**Your instructions:** Give every line of the data again, unchanged, but with no pictures.

**Entries supplied:**
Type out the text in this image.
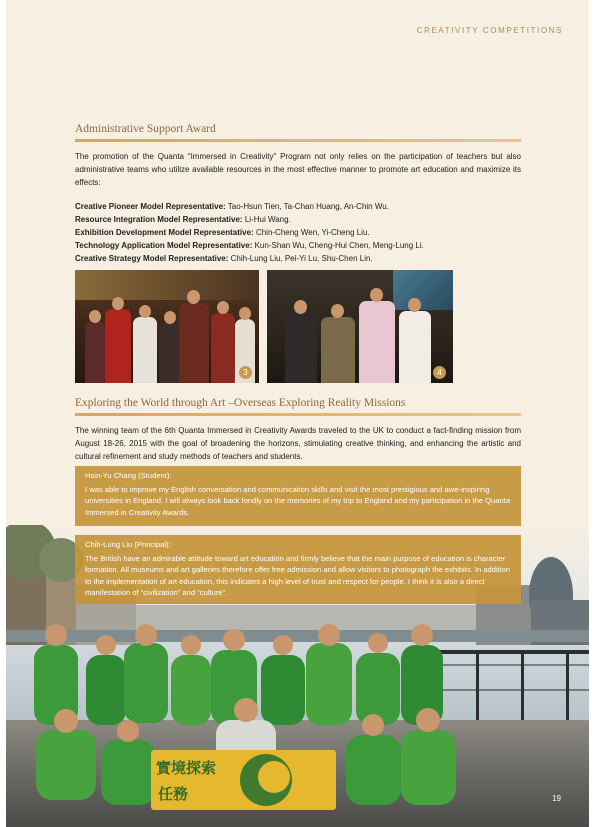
CREATIVITY COMPETITIONS
Administrative Support Award
The promotion of the Quanta “Immersed in Creativity” Program not only relies on the participation of teachers but also administrative teams who utilize available resources in the most effective manner to promote art education and maximize its effects:
Creative Pioneer Model Representative: Tao-Hsun Tien, Ta-Chan Huang, An-Chin Wu.
Resource Integration Model Representative: Li-Hui Wang.
Exhibition Development Model Representative: Chin-Cheng Wen, Yi-Cheng Liu.
Technology Application Model Representative: Kun-Shan Wu, Cheng-Hui Chen, Meng-Lung Li.
Creative Strategy Model Representative: Chih-Lung Liu, Pei-Yi Lu, Shu-Chen Lin.
3	4
Exploring the World through Art –Overseas Exploring Reality Missions
The winning team of the 6th Quanta Immersed in Creativity Awards traveled to the UK to conduct a fact-finding mission from August 18-26, 2015 with the goal of broadening the horizons, stimulating creative thinking, and enhancing the artistic and cultural refinement and study methods of teachers and students.
實境探索
任務
Hsin-Yu Chang (Student):
I was able to improve my English conversation and communication skills and visit the most prestigious and awe-inspiring universities in England. I will always look back fondly on the memories of my trip to England and my participation in the Quanta Immersed in Creativity Awards.
Chih-Lung Liu (Principal):
The British have an admirable attitude toward art education and firmly believe that the main purpose of education is character formation. All museums and art galleries therefore offer free admission and allow visitors to photograph the exhibits. In addition to the implementation of art education, this indicates a high level of trust and respect for people. I think it is also a direct manifestation of “civilization” and “culture”.
19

**Answer in full:**
Type out the text in this image.
CREATIVITY COMPETITIONS
Administrative Support Award
The promotion of the Quanta “Immersed in Creativity” Program not only relies on the participation of teachers but also administrative teams who utilize available resources in the most effective manner to promote art education and maximize its effects:
Creative Pioneer Model Representative: Tao-Hsun Tien, Ta-Chan Huang, An-Chin Wu.
Resource Integration Model Representative: Li-Hui Wang.
Exhibition Development Model Representative: Chin-Cheng Wen, Yi-Cheng Liu.
Technology Application Model Representative: Kun-Shan Wu, Cheng-Hui Chen, Meng-Lung Li.
Creative Strategy Model Representative: Chih-Lung Liu, Pei-Yi Lu, Shu-Chen Lin.
3	4
Exploring the World through Art –Overseas Exploring Reality Missions
The winning team of the 6th Quanta Immersed in Creativity Awards traveled to the UK to conduct a fact-finding mission from August 18-26, 2015 with the goal of broadening the horizons, stimulating creative thinking, and enhancing the artistic and cultural refinement and study methods of teachers and students.
實境探索
任務
Hsin-Yu Chang (Student):
I was able to improve my English conversation and communication skills and visit the most prestigious and awe-inspiring universities in England. I will always look back fondly on the memories of my trip to England and my participation in the Quanta Immersed in Creativity Awards.
Chih-Lung Liu (Principal):
The British have an admirable attitude toward art education and firmly believe that the main purpose of education is character formation. All museums and art galleries therefore offer free admission and allow visitors to photograph the exhibits. In addition to the implementation of art education, this indicates a high level of trust and respect for people. I think it is also a direct manifestation of “civilization” and “culture”.
19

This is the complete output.